Short task:
Your task is to copy each line that has the word "asymptotes".

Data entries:
§

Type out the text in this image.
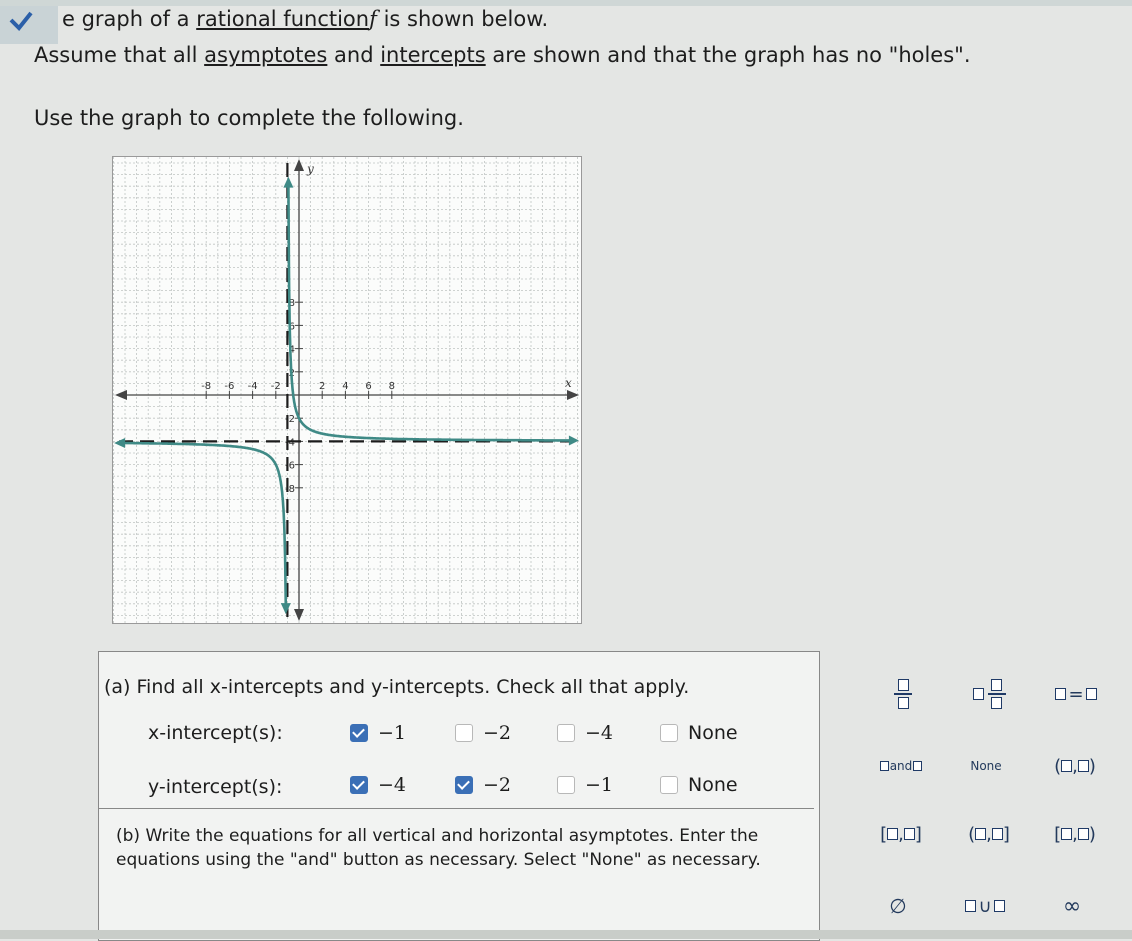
e graph of a rational functionf is shown below.
Assume that all asymptotes and intercepts are shown and that the graph has no "holes".
Use the graph to complete the following.
x
y
-8 -6 -4 -2	2 4 6 8
8
6
4
2
-2
-4
-6
-8
(a) Find all x-intercepts and y-intercepts. Check all that apply.
x-intercept(s):	−1	−2	−4	None
y-intercept(s):	−4	−2	−1	None
(b) Write the equations for all vertical and horizontal asymptotes. Enter the equations using the "and" button as necessary. Select "None" as necessary.
=
and	None	( , )
[ , ]	( , ] [ , )
∅	∪	∞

§

Task result:
Assume that all asymptotes and intercepts are shown and that the graph has no "holes".
(b) Write the equations for all vertical and horizontal asymptotes. Enter the equations using the "and" button as necessary. Select "None" as necessary.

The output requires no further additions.